(Figure data in JSON)
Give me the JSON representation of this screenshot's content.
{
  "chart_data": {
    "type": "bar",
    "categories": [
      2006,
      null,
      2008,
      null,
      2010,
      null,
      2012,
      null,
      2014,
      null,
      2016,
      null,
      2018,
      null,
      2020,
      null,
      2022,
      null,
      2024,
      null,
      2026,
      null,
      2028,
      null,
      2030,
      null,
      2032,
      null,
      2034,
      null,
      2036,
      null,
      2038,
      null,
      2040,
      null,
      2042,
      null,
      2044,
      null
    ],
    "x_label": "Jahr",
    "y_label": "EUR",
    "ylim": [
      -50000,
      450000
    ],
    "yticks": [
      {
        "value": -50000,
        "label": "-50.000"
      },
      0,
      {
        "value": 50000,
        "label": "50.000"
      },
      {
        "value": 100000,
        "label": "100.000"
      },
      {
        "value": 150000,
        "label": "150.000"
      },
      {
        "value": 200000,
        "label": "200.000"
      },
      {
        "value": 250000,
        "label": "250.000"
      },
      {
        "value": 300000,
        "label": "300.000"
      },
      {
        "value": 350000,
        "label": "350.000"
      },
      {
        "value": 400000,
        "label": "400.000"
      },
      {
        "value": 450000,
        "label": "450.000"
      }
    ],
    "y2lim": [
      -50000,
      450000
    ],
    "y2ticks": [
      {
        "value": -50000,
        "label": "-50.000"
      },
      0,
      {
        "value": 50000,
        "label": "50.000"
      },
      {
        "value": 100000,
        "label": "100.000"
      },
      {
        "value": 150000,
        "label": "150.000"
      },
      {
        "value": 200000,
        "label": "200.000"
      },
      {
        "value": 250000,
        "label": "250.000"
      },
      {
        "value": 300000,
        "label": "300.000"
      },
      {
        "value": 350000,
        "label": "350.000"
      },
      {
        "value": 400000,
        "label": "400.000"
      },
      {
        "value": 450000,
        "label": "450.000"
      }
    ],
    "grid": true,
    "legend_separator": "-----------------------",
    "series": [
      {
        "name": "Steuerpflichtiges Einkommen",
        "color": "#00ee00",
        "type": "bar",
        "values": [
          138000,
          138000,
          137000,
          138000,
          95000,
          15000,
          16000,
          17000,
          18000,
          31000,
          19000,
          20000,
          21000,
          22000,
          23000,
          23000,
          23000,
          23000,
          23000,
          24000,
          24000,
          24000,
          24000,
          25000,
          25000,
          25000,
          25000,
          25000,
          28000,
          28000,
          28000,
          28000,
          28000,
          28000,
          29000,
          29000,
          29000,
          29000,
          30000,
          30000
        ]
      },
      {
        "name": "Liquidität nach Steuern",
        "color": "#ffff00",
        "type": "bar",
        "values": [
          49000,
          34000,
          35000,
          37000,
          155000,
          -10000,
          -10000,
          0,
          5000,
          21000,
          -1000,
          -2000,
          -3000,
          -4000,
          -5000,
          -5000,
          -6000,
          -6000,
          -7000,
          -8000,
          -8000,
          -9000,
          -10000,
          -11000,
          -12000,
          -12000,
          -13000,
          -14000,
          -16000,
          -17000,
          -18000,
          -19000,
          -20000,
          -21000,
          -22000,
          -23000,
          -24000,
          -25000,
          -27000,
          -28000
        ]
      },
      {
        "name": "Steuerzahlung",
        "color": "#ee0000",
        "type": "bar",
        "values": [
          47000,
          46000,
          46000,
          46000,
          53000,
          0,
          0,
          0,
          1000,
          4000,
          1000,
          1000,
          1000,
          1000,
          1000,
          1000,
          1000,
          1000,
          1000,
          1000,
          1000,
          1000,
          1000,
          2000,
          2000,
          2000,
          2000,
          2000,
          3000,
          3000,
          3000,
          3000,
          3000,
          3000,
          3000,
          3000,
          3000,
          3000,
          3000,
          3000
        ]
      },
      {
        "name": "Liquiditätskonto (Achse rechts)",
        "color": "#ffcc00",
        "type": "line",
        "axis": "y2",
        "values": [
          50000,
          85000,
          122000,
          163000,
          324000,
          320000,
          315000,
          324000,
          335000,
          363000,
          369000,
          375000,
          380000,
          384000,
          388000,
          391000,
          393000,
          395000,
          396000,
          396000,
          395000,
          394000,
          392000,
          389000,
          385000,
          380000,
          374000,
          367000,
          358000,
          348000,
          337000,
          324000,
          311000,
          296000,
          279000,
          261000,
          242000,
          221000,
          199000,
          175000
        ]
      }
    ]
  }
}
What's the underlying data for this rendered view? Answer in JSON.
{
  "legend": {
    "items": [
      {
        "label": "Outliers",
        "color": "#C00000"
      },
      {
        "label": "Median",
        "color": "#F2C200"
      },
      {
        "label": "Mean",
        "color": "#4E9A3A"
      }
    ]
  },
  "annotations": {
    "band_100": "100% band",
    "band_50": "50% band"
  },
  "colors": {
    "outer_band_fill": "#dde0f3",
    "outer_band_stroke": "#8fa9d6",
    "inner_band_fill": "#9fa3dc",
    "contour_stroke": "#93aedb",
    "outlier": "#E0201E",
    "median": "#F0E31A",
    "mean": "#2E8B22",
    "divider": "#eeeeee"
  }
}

[Exercise directions] Each line from the one containing "What's the underlying" to the end of the listing above should be copied exactly, and nothing else.

[Complete response]
What's the underlying data for this rendered view? Answer in JSON.
{
  "legend": {
    "items": [
      {
        "label": "Outliers",
        "color": "#C00000"
      },
      {
        "label": "Median",
        "color": "#F2C200"
      },
      {
        "label": "Mean",
        "color": "#4E9A3A"
      }
    ]
  },
  "annotations": {
    "band_100": "100% band",
    "band_50": "50% band"
  },
  "colors": {
    "outer_band_fill": "#dde0f3",
    "outer_band_stroke": "#8fa9d6",
    "inner_band_fill": "#9fa3dc",
    "contour_stroke": "#93aedb",
    "outlier": "#E0201E",
    "median": "#F0E31A",
    "mean": "#2E8B22",
    "divider": "#eeeeee"
  }
}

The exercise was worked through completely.